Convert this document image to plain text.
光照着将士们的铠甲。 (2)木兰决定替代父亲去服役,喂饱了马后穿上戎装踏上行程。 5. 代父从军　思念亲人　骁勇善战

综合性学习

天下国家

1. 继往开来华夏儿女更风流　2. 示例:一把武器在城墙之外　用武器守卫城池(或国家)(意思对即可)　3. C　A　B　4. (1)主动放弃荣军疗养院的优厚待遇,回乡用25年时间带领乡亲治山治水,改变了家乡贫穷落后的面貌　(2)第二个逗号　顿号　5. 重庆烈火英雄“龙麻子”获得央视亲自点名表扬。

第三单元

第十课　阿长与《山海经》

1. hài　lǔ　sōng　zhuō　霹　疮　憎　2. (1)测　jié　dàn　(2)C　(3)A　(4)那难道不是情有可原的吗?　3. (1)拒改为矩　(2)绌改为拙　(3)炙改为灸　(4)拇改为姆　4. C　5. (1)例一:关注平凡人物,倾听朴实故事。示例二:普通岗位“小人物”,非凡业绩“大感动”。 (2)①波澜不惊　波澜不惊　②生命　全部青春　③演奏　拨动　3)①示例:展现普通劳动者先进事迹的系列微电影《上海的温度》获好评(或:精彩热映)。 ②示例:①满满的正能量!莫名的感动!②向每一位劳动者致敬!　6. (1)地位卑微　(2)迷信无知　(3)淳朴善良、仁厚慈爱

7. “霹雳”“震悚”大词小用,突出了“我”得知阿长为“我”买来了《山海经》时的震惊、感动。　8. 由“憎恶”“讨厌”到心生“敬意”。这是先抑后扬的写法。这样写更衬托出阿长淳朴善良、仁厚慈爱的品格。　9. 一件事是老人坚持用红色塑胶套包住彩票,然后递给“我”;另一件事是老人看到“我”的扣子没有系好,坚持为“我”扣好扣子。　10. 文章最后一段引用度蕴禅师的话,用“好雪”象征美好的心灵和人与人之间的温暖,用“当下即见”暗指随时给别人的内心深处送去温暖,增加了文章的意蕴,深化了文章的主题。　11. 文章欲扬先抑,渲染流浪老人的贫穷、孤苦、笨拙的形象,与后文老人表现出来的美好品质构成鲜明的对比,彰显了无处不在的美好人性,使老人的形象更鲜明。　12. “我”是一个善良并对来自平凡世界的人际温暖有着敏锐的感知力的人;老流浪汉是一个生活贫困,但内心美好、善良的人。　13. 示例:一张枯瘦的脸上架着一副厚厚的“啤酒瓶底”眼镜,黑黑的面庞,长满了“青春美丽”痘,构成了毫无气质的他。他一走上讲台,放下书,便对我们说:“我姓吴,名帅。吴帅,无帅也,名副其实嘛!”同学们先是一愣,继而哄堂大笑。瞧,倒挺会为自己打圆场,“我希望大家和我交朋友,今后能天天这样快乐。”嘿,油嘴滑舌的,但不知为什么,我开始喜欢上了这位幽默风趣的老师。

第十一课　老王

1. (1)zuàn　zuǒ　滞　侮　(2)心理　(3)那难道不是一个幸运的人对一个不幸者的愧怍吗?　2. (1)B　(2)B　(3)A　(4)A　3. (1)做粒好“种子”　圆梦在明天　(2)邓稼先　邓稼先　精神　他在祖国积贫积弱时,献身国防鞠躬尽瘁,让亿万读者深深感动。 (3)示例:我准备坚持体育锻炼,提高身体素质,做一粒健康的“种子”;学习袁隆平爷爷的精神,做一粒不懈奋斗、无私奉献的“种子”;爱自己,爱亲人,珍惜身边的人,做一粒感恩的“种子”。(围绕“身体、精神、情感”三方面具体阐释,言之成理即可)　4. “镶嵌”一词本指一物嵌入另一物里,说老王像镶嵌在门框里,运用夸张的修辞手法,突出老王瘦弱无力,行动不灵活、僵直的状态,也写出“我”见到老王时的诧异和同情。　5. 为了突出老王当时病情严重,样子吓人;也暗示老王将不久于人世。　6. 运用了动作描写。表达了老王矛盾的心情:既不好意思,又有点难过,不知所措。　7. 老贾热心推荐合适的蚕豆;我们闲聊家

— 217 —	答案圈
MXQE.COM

# GIVEN TASK
Go through the listing and copy all of it exactly.

# EXERCISE SOLUTION
Convert this document image to plain text.
光照着将士们的铠甲。 (2)木兰决定替代父亲去服役,喂饱了马后穿上戎装踏上行程。 5. 代父从军　思念亲人　骁勇善战

综合性学习

天下国家

1. 继往开来华夏儿女更风流　2. 示例:一把武器在城墙之外　用武器守卫城池(或国家)(意思对即可)　3. C　A　B　4. (1)主动放弃荣军疗养院的优厚待遇,回乡用25年时间带领乡亲治山治水,改变了家乡贫穷落后的面貌　(2)第二个逗号　顿号　5. 重庆烈火英雄“龙麻子”获得央视亲自点名表扬。

第三单元

第十课　阿长与《山海经》

1. hài　lǔ　sōng　zhuō　霹　疮　憎　2. (1)测　jié　dàn　(2)C　(3)A　(4)那难道不是情有可原的吗?　3. (1)拒改为矩　(2)绌改为拙　(3)炙改为灸　(4)拇改为姆　4. C　5. (1)例一:关注平凡人物,倾听朴实故事。示例二:普通岗位“小人物”,非凡业绩“大感动”。 (2)①波澜不惊　波澜不惊　②生命　全部青春　③演奏　拨动　3)①示例:展现普通劳动者先进事迹的系列微电影《上海的温度》获好评(或:精彩热映)。 ②示例:①满满的正能量!莫名的感动!②向每一位劳动者致敬!　6. (1)地位卑微　(2)迷信无知　(3)淳朴善良、仁厚慈爱

7. “霹雳”“震悚”大词小用,突出了“我”得知阿长为“我”买来了《山海经》时的震惊、感动。　8. 由“憎恶”“讨厌”到心生“敬意”。这是先抑后扬的写法。这样写更衬托出阿长淳朴善良、仁厚慈爱的品格。　9. 一件事是老人坚持用红色塑胶套包住彩票,然后递给“我”;另一件事是老人看到“我”的扣子没有系好,坚持为“我”扣好扣子。　10. 文章最后一段引用度蕴禅师的话,用“好雪”象征美好的心灵和人与人之间的温暖,用“当下即见”暗指随时给别人的内心深处送去温暖,增加了文章的意蕴,深化了文章的主题。　11. 文章欲扬先抑,渲染流浪老人的贫穷、孤苦、笨拙的形象,与后文老人表现出来的美好品质构成鲜明的对比,彰显了无处不在的美好人性,使老人的形象更鲜明。　12. “我”是一个善良并对来自平凡世界的人际温暖有着敏锐的感知力的人;老流浪汉是一个生活贫困,但内心美好、善良的人。　13. 示例:一张枯瘦的脸上架着一副厚厚的“啤酒瓶底”眼镜,黑黑的面庞,长满了“青春美丽”痘,构成了毫无气质的他。他一走上讲台,放下书,便对我们说:“我姓吴,名帅。吴帅,无帅也,名副其实嘛!”同学们先是一愣,继而哄堂大笑。瞧,倒挺会为自己打圆场,“我希望大家和我交朋友,今后能天天这样快乐。”嘿,油嘴滑舌的,但不知为什么,我开始喜欢上了这位幽默风趣的老师。

第十一课　老王

1. (1)zuàn　zuǒ　滞　侮　(2)心理　(3)那难道不是一个幸运的人对一个不幸者的愧怍吗?　2. (1)B　(2)B　(3)A　(4)A　3. (1)做粒好“种子”　圆梦在明天　(2)邓稼先　邓稼先　精神　他在祖国积贫积弱时,献身国防鞠躬尽瘁,让亿万读者深深感动。 (3)示例:我准备坚持体育锻炼,提高身体素质,做一粒健康的“种子”;学习袁隆平爷爷的精神,做一粒不懈奋斗、无私奉献的“种子”;爱自己,爱亲人,珍惜身边的人,做一粒感恩的“种子”。(围绕“身体、精神、情感”三方面具体阐释,言之成理即可)　4. “镶嵌”一词本指一物嵌入另一物里,说老王像镶嵌在门框里,运用夸张的修辞手法,突出老王瘦弱无力,行动不灵活、僵直的状态,也写出“我”见到老王时的诧异和同情。　5. 为了突出老王当时病情严重,样子吓人;也暗示老王将不久于人世。　6. 运用了动作描写。表达了老王矛盾的心情:既不好意思,又有点难过,不知所措。　7. 老贾热心推荐合适的蚕豆;我们闲聊家

— 217 —	答案圈
MXQE.COM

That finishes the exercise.